Problem :: Nothing may be dropped or altered: reproduce all the data.

*** Given data Section Begins ***

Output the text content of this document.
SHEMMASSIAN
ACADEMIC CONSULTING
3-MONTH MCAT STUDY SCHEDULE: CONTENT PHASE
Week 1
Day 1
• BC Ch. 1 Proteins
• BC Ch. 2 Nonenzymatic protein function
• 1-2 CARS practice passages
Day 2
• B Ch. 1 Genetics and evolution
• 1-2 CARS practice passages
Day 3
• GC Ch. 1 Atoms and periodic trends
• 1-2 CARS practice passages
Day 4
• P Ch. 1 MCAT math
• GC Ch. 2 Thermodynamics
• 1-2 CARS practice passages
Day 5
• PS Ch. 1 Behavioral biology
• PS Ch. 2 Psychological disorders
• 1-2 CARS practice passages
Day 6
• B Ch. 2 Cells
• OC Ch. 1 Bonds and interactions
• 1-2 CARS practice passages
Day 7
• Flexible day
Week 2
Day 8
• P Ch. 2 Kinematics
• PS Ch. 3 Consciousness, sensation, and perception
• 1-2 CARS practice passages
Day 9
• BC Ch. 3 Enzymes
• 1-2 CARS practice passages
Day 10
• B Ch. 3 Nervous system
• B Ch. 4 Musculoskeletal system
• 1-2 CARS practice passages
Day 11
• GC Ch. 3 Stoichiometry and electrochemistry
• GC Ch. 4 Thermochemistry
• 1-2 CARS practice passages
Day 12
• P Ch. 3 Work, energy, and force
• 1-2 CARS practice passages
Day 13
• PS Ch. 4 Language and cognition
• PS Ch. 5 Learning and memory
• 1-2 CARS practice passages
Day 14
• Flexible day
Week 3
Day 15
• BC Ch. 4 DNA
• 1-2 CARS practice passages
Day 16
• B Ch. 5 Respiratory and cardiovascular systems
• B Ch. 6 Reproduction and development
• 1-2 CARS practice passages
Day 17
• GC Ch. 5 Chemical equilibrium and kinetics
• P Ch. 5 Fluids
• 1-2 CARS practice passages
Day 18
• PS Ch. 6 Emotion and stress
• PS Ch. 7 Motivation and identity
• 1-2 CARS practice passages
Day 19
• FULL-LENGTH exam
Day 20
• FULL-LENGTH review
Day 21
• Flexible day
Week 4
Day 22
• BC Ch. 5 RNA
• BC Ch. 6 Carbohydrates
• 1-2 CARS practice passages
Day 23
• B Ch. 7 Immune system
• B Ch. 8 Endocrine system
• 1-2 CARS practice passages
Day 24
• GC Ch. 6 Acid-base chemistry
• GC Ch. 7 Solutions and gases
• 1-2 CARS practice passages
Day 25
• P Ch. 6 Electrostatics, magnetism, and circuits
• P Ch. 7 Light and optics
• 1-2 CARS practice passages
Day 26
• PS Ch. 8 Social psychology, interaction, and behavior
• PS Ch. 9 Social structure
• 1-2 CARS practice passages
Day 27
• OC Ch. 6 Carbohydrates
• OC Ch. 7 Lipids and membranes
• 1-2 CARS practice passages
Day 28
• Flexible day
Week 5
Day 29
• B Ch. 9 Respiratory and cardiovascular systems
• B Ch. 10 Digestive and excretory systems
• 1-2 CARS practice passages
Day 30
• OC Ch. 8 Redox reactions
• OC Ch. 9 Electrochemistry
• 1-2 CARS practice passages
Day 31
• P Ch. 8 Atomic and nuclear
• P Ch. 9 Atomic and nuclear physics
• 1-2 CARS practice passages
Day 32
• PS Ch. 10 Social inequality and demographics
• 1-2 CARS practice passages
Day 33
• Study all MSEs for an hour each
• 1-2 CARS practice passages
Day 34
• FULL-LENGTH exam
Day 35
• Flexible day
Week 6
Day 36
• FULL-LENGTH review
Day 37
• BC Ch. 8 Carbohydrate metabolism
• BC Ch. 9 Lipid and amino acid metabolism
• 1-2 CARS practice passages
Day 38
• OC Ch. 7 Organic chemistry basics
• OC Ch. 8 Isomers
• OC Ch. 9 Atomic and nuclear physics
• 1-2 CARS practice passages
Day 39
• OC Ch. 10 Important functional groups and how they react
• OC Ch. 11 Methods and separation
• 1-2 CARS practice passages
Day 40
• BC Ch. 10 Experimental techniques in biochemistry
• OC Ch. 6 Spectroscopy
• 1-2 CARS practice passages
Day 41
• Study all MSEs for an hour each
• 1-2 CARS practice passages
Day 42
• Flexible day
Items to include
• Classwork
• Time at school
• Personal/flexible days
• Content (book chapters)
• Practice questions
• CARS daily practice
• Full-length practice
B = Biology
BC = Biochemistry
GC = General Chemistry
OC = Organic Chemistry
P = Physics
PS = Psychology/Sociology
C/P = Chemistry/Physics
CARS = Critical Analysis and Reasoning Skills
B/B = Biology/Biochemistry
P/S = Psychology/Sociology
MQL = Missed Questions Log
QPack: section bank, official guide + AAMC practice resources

*** Given data Section Ends ***

Reply ::
Output the text content of this document.
SHEMMASSIAN
ACADEMIC CONSULTING
3-MONTH MCAT STUDY SCHEDULE: CONTENT PHASE
Week 1
Day 1
• BC Ch. 1 Proteins
• BC Ch. 2 Nonenzymatic protein function
• 1-2 CARS practice passages
Day 2
• B Ch. 1 Genetics and evolution
• 1-2 CARS practice passages
Day 3
• GC Ch. 1 Atoms and periodic trends
• 1-2 CARS practice passages
Day 4
• P Ch. 1 MCAT math
• GC Ch. 2 Thermodynamics
• 1-2 CARS practice passages
Day 5
• PS Ch. 1 Behavioral biology
• PS Ch. 2 Psychological disorders
• 1-2 CARS practice passages
Day 6
• B Ch. 2 Cells
• OC Ch. 1 Bonds and interactions
• 1-2 CARS practice passages
Day 7
• Flexible day
Week 2
Day 8
• P Ch. 2 Kinematics
• PS Ch. 3 Consciousness, sensation, and perception
• 1-2 CARS practice passages
Day 9
• BC Ch. 3 Enzymes
• 1-2 CARS practice passages
Day 10
• B Ch. 3 Nervous system
• B Ch. 4 Musculoskeletal system
• 1-2 CARS practice passages
Day 11
• GC Ch. 3 Stoichiometry and electrochemistry
• GC Ch. 4 Thermochemistry
• 1-2 CARS practice passages
Day 12
• P Ch. 3 Work, energy, and force
• 1-2 CARS practice passages
Day 13
• PS Ch. 4 Language and cognition
• PS Ch. 5 Learning and memory
• 1-2 CARS practice passages
Day 14
• Flexible day
Week 3
Day 15
• BC Ch. 4 DNA
• 1-2 CARS practice passages
Day 16
• B Ch. 5 Respiratory and cardiovascular systems
• B Ch. 6 Reproduction and development
• 1-2 CARS practice passages
Day 17
• GC Ch. 5 Chemical equilibrium and kinetics
• P Ch. 5 Fluids
• 1-2 CARS practice passages
Day 18
• PS Ch. 6 Emotion and stress
• PS Ch. 7 Motivation and identity
• 1-2 CARS practice passages
Day 19
• FULL-LENGTH exam
Day 20
• FULL-LENGTH review
Day 21
• Flexible day
Week 4
Day 22
• BC Ch. 5 RNA
• BC Ch. 6 Carbohydrates
• 1-2 CARS practice passages
Day 23
• B Ch. 7 Immune system
• B Ch. 8 Endocrine system
• 1-2 CARS practice passages
Day 24
• GC Ch. 6 Acid-base chemistry
• GC Ch. 7 Solutions and gases
• 1-2 CARS practice passages
Day 25
• P Ch. 6 Electrostatics, magnetism, and circuits
• P Ch. 7 Light and optics
• 1-2 CARS practice passages
Day 26
• PS Ch. 8 Social psychology, interaction, and behavior
• PS Ch. 9 Social structure
• 1-2 CARS practice passages
Day 27
• OC Ch. 6 Carbohydrates
• OC Ch. 7 Lipids and membranes
• 1-2 CARS practice passages
Day 28
• Flexible day
Week 5
Day 29
• B Ch. 9 Respiratory and cardiovascular systems
• B Ch. 10 Digestive and excretory systems
• 1-2 CARS practice passages
Day 30
• OC Ch. 8 Redox reactions
• OC Ch. 9 Electrochemistry
• 1-2 CARS practice passages
Day 31
• P Ch. 8 Atomic and nuclear
• P Ch. 9 Atomic and nuclear physics
• 1-2 CARS practice passages
Day 32
• PS Ch. 10 Social inequality and demographics
• 1-2 CARS practice passages
Day 33
• Study all MSEs for an hour each
• 1-2 CARS practice passages
Day 34
• FULL-LENGTH exam
Day 35
• Flexible day
Week 6
Day 36
• FULL-LENGTH review
Day 37
• BC Ch. 8 Carbohydrate metabolism
• BC Ch. 9 Lipid and amino acid metabolism
• 1-2 CARS practice passages
Day 38
• OC Ch. 7 Organic chemistry basics
• OC Ch. 8 Isomers
• OC Ch. 9 Atomic and nuclear physics
• 1-2 CARS practice passages
Day 39
• OC Ch. 10 Important functional groups and how they react
• OC Ch. 11 Methods and separation
• 1-2 CARS practice passages
Day 40
• BC Ch. 10 Experimental techniques in biochemistry
• OC Ch. 6 Spectroscopy
• 1-2 CARS practice passages
Day 41
• Study all MSEs for an hour each
• 1-2 CARS practice passages
Day 42
• Flexible day
Items to include
• Classwork
• Time at school
• Personal/flexible days
• Content (book chapters)
• Practice questions
• CARS daily practice
• Full-length practice
B = Biology
BC = Biochemistry
GC = General Chemistry
OC = Organic Chemistry
P = Physics
PS = Psychology/Sociology
C/P = Chemistry/Physics
CARS = Critical Analysis and Reasoning Skills
B/B = Biology/Biochemistry
P/S = Psychology/Sociology
MQL = Missed Questions Log
QPack: section bank, official guide + AAMC practice resources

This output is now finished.